#### AIM OF THE EXERCISE
Each entry below is to be copied verbatim.

### PROVIDED RECORDS

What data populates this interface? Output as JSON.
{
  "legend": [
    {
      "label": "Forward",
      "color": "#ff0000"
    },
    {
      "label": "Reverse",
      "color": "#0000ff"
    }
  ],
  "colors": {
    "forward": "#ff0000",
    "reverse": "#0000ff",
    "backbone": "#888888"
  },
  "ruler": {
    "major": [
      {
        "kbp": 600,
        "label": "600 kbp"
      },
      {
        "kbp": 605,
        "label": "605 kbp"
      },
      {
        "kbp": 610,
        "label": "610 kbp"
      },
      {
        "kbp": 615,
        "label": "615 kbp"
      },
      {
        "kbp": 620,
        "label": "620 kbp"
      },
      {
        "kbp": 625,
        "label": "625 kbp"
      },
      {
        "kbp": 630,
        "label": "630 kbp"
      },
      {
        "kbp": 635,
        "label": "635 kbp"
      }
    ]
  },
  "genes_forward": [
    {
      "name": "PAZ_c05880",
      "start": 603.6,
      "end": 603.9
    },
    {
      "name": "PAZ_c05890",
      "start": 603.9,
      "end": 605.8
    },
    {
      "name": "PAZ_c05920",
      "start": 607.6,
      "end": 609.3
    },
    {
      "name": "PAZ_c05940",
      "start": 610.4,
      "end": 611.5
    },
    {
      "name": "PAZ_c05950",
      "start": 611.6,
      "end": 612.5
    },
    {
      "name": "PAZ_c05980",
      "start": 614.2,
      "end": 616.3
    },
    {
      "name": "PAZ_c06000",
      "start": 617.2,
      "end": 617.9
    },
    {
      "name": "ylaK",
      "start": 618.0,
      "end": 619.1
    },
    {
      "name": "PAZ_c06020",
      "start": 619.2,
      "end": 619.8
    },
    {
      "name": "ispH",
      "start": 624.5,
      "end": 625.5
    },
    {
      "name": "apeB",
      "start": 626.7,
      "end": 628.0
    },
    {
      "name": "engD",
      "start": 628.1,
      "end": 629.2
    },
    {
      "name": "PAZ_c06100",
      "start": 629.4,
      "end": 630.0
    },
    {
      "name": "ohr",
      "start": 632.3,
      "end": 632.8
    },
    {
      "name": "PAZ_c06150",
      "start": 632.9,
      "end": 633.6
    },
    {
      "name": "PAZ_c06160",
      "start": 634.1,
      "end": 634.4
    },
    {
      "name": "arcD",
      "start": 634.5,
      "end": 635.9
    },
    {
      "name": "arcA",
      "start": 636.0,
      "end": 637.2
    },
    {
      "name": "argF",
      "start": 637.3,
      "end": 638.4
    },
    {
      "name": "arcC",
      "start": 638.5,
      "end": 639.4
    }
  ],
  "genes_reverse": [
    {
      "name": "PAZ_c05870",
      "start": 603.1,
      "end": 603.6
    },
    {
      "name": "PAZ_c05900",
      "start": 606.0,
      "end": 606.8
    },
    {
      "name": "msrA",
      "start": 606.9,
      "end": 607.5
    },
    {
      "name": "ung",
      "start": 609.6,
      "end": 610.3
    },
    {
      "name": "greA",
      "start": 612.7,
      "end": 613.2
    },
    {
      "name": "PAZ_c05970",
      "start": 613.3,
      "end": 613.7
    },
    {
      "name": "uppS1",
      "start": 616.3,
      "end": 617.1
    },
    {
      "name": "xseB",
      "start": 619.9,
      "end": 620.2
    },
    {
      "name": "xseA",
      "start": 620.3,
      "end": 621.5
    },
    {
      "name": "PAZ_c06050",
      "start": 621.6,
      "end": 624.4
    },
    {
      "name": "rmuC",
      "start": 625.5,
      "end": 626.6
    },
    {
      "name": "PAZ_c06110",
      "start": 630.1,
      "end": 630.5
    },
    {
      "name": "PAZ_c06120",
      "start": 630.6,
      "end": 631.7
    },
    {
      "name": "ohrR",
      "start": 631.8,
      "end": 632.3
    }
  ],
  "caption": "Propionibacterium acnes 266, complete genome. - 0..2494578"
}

######

#### REPLY TO THE EXERCISE
What data populates this interface? Output as JSON.
{
  "legend": [
    {
      "label": "Forward",
      "color": "#ff0000"
    },
    {
      "label": "Reverse",
      "color": "#0000ff"
    }
  ],
  "colors": {
    "forward": "#ff0000",
    "reverse": "#0000ff",
    "backbone": "#888888"
  },
  "ruler": {
    "major": [
      {
        "kbp": 600,
        "label": "600 kbp"
      },
      {
        "kbp": 605,
        "label": "605 kbp"
      },
      {
        "kbp": 610,
        "label": "610 kbp"
      },
      {
        "kbp": 615,
        "label": "615 kbp"
      },
      {
        "kbp": 620,
        "label": "620 kbp"
      },
      {
        "kbp": 625,
        "label": "625 kbp"
      },
      {
        "kbp": 630,
        "label": "630 kbp"
      },
      {
        "kbp": 635,
        "label": "635 kbp"
      }
    ]
  },
  "genes_forward": [
    {
      "name": "PAZ_c05880",
      "start": 603.6,
      "end": 603.9
    },
    {
      "name": "PAZ_c05890",
      "start": 603.9,
      "end": 605.8
    },
    {
      "name": "PAZ_c05920",
      "start": 607.6,
      "end": 609.3
    },
    {
      "name": "PAZ_c05940",
      "start": 610.4,
      "end": 611.5
    },
    {
      "name": "PAZ_c05950",
      "start": 611.6,
      "end": 612.5
    },
    {
      "name": "PAZ_c05980",
      "start": 614.2,
      "end": 616.3
    },
    {
      "name": "PAZ_c06000",
      "start": 617.2,
      "end": 617.9
    },
    {
      "name": "ylaK",
      "start": 618.0,
      "end": 619.1
    },
    {
      "name": "PAZ_c06020",
      "start": 619.2,
      "end": 619.8
    },
    {
      "name": "ispH",
      "start": 624.5,
      "end": 625.5
    },
    {
      "name": "apeB",
      "start": 626.7,
      "end": 628.0
    },
    {
      "name": "engD",
      "start": 628.1,
      "end": 629.2
    },
    {
      "name": "PAZ_c06100",
      "start": 629.4,
      "end": 630.0
    },
    {
      "name": "ohr",
      "start": 632.3,
      "end": 632.8
    },
    {
      "name": "PAZ_c06150",
      "start": 632.9,
      "end": 633.6
    },
    {
      "name": "PAZ_c06160",
      "start": 634.1,
      "end": 634.4
    },
    {
      "name": "arcD",
      "start": 634.5,
      "end": 635.9
    },
    {
      "name": "arcA",
      "start": 636.0,
      "end": 637.2
    },
    {
      "name": "argF",
      "start": 637.3,
      "end": 638.4
    },
    {
      "name": "arcC",
      "start": 638.5,
      "end": 639.4
    }
  ],
  "genes_reverse": [
    {
      "name": "PAZ_c05870",
      "start": 603.1,
      "end": 603.6
    },
    {
      "name": "PAZ_c05900",
      "start": 606.0,
      "end": 606.8
    },
    {
      "name": "msrA",
      "start": 606.9,
      "end": 607.5
    },
    {
      "name": "ung",
      "start": 609.6,
      "end": 610.3
    },
    {
      "name": "greA",
      "start": 612.7,
      "end": 613.2
    },
    {
      "name": "PAZ_c05970",
      "start": 613.3,
      "end": 613.7
    },
    {
      "name": "uppS1",
      "start": 616.3,
      "end": 617.1
    },
    {
      "name": "xseB",
      "start": 619.9,
      "end": 620.2
    },
    {
      "name": "xseA",
      "start": 620.3,
      "end": 621.5
    },
    {
      "name": "PAZ_c06050",
      "start": 621.6,
      "end": 624.4
    },
    {
      "name": "rmuC",
      "start": 625.5,
      "end": 626.6
    },
    {
      "name": "PAZ_c06110",
      "start": 630.1,
      "end": 630.5
    },
    {
      "name": "PAZ_c06120",
      "start": 630.6,
      "end": 631.7
    },
    {
      "name": "ohrR",
      "start": 631.8,
      "end": 632.3
    }
  ],
  "caption": "Propionibacterium acnes 266, complete genome. - 0..2494578"
}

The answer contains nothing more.